Working from the material below, print the lines from the line holding "Extract all the data from this chart as JSON." through its final line, inclusive, exactly and with nothing else; pictures are excluded.
----- MATERIAL
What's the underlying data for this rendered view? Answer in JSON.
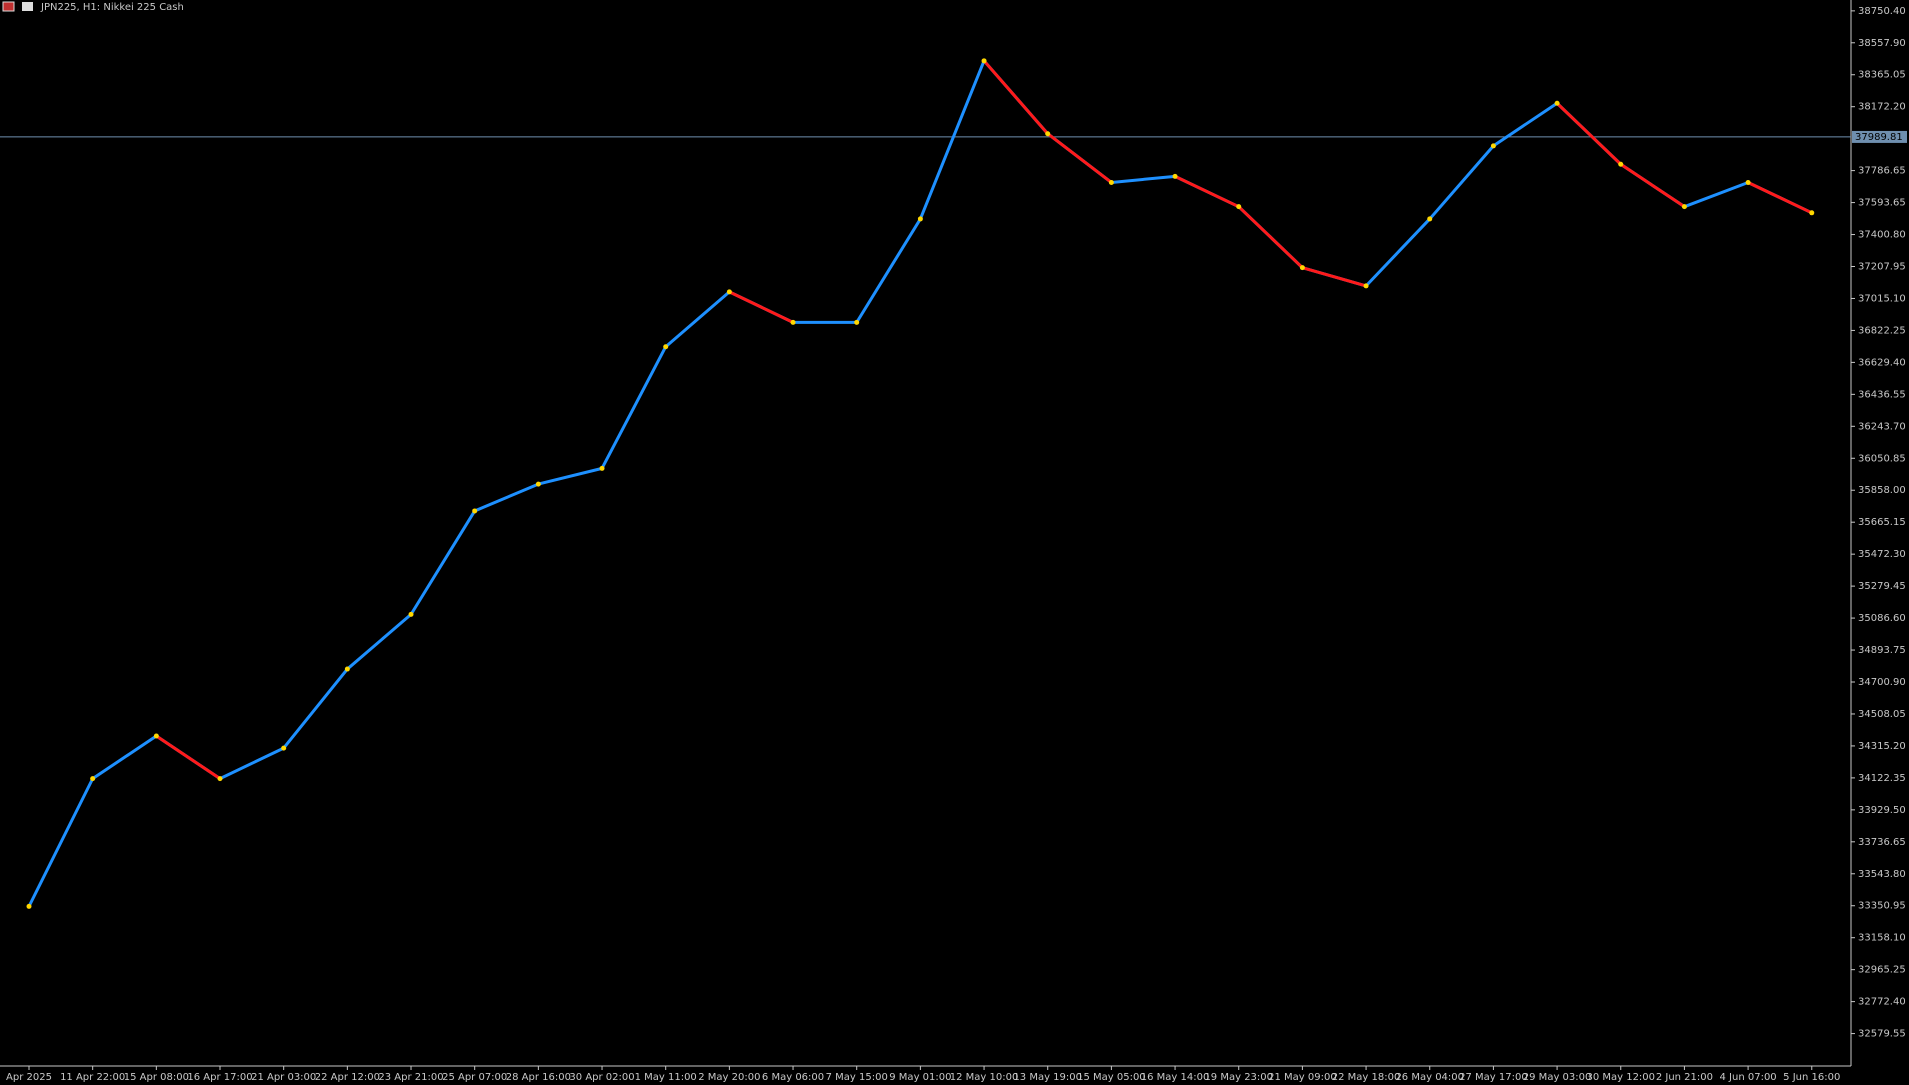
{
  "chart_data": {
    "type": "line",
    "title": "JPN225, H1:  Nikkei 225 Cash",
    "categories": [
      "Apr 2025",
      "11 Apr 22:00",
      "15 Apr 08:00",
      "16 Apr 17:00",
      "21 Apr 03:00",
      "22 Apr 12:00",
      "23 Apr 21:00",
      "25 Apr 07:00",
      "28 Apr 16:00",
      "30 Apr 02:00",
      "1 May 11:00",
      "2 May 20:00",
      "6 May 06:00",
      "7 May 15:00",
      "9 May 01:00",
      "12 May 10:00",
      "13 May 19:00",
      "15 May 05:00",
      "16 May 14:00",
      "19 May 23:00",
      "21 May 09:00",
      "22 May 18:00",
      "26 May 04:00",
      "27 May 17:00",
      "29 May 03:00",
      "30 May 12:00",
      "2 Jun 21:00",
      "4 Jun 07:00",
      "5 Jun 16:00"
    ],
    "values": [
      33347,
      34118,
      34375,
      34118,
      34302,
      34779,
      35109,
      35733,
      35895,
      35990,
      36724,
      37055,
      36871,
      36871,
      37495,
      38449,
      38009,
      37715,
      37752,
      37569,
      37201,
      37091,
      37495,
      37936,
      38193,
      37825,
      37569,
      37715,
      37532
    ],
    "up_color": "#1e90ff",
    "down_color": "#ff1a1a",
    "ylim": [
      32396,
      38816
    ],
    "yticks": [
      {
        "value": 38750.4,
        "label": "38750.40"
      },
      {
        "value": 38557.9,
        "label": "38557.90"
      },
      {
        "value": 38365.05,
        "label": "38365.05"
      },
      {
        "value": 38172.2,
        "label": "38172.20"
      },
      {
        "value": 37786.65,
        "label": "37786.65"
      },
      {
        "value": 37593.65,
        "label": "37593.65"
      },
      {
        "value": 37400.8,
        "label": "37400.80"
      },
      {
        "value": 37207.95,
        "label": "37207.95"
      },
      {
        "value": 37015.1,
        "label": "37015.10"
      },
      {
        "value": 36822.25,
        "label": "36822.25"
      },
      {
        "value": 36629.4,
        "label": "36629.40"
      },
      {
        "value": 36436.55,
        "label": "36436.55"
      },
      {
        "value": 36243.7,
        "label": "36243.70"
      },
      {
        "value": 36050.85,
        "label": "36050.85"
      },
      {
        "value": 35858,
        "label": "35858.00"
      },
      {
        "value": 35665.15,
        "label": "35665.15"
      },
      {
        "value": 35472.3,
        "label": "35472.30"
      },
      {
        "value": 35279.45,
        "label": "35279.45"
      },
      {
        "value": 35086.6,
        "label": "35086.60"
      },
      {
        "value": 34893.75,
        "label": "34893.75"
      },
      {
        "value": 34700.9,
        "label": "34700.90"
      },
      {
        "value": 34508.05,
        "label": "34508.05"
      },
      {
        "value": 34315.2,
        "label": "34315.20"
      },
      {
        "value": 34122.35,
        "label": "34122.35"
      },
      {
        "value": 33929.5,
        "label": "33929.50"
      },
      {
        "value": 33736.65,
        "label": "33736.65"
      },
      {
        "value": 33543.8,
        "label": "33543.80"
      },
      {
        "value": 33350.95,
        "label": "33350.95"
      },
      {
        "value": 33158.1,
        "label": "33158.10"
      },
      {
        "value": 32965.25,
        "label": "32965.25"
      },
      {
        "value": 32772.4,
        "label": "32772.40"
      },
      {
        "value": 32579.55,
        "label": "32579.55"
      }
    ],
    "current_price": {
      "value": 37989.81,
      "label": "37989.81"
    },
    "grid": false
  }
}
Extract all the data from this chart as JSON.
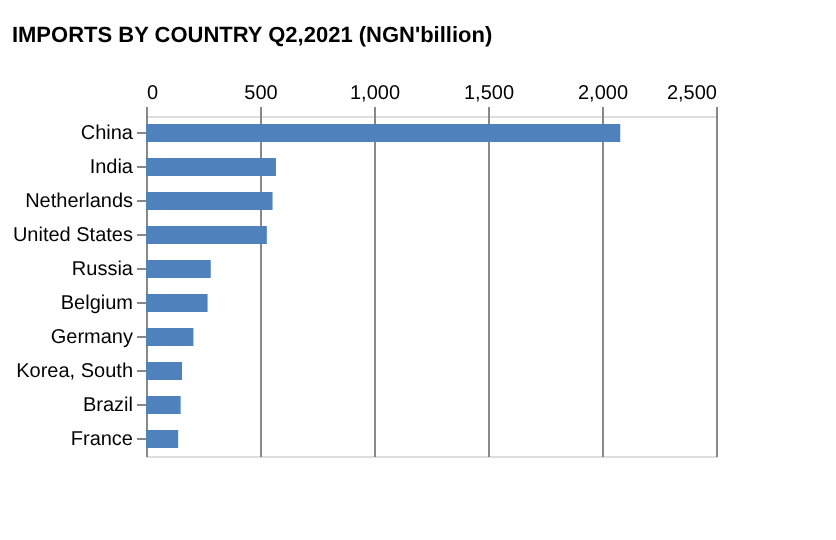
{
  "chart_data": {
    "type": "bar",
    "orientation": "horizontal",
    "title": "IMPORTS  BY COUNTRY Q2,2021 (NGN'billion)",
    "categories": [
      "China",
      "India",
      "Netherlands",
      "United States",
      "Russia",
      "Belgium",
      "Germany",
      "Korea, South",
      "Brazil",
      "France"
    ],
    "values": [
      2080,
      570,
      555,
      530,
      284,
      270,
      208,
      158,
      152,
      141
    ],
    "color": "#4f81bd",
    "xlim": [
      0,
      2500
    ],
    "xticks": [
      0,
      {
        "value": 500,
        "label": "500"
      },
      {
        "value": 1000,
        "label": "1,000"
      },
      {
        "value": 1500,
        "label": "1,500"
      },
      {
        "value": 2000,
        "label": "2,000"
      },
      {
        "value": 2500,
        "label": "2,500"
      }
    ],
    "grid": "x"
  }
}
----------
**ANSWER TO THE EXERCISE**.
Extract all the data from this chart as JSON.
{
  "chart_data": {
    "type": "bar",
    "orientation": "horizontal",
    "title": "IMPORTS  BY COUNTRY Q2,2021 (NGN'billion)",
    "categories": [
      "China",
      "India",
      "Netherlands",
      "United States",
      "Russia",
      "Belgium",
      "Germany",
      "Korea, South",
      "Brazil",
      "France"
    ],
    "values": [
      2080,
      570,
      555,
      530,
      284,
      270,
      208,
      158,
      152,
      141
    ],
    "color": "#4f81bd",
    "xlim": [
      0,
      2500
    ],
    "xticks": [
      0,
      {
        "value": 500,
        "label": "500"
      },
      {
        "value": 1000,
        "label": "1,000"
      },
      {
        "value": 1500,
        "label": "1,500"
      },
      {
        "value": 2000,
        "label": "2,000"
      },
      {
        "value": 2500,
        "label": "2,500"
      }
    ],
    "grid": "x"
  }
}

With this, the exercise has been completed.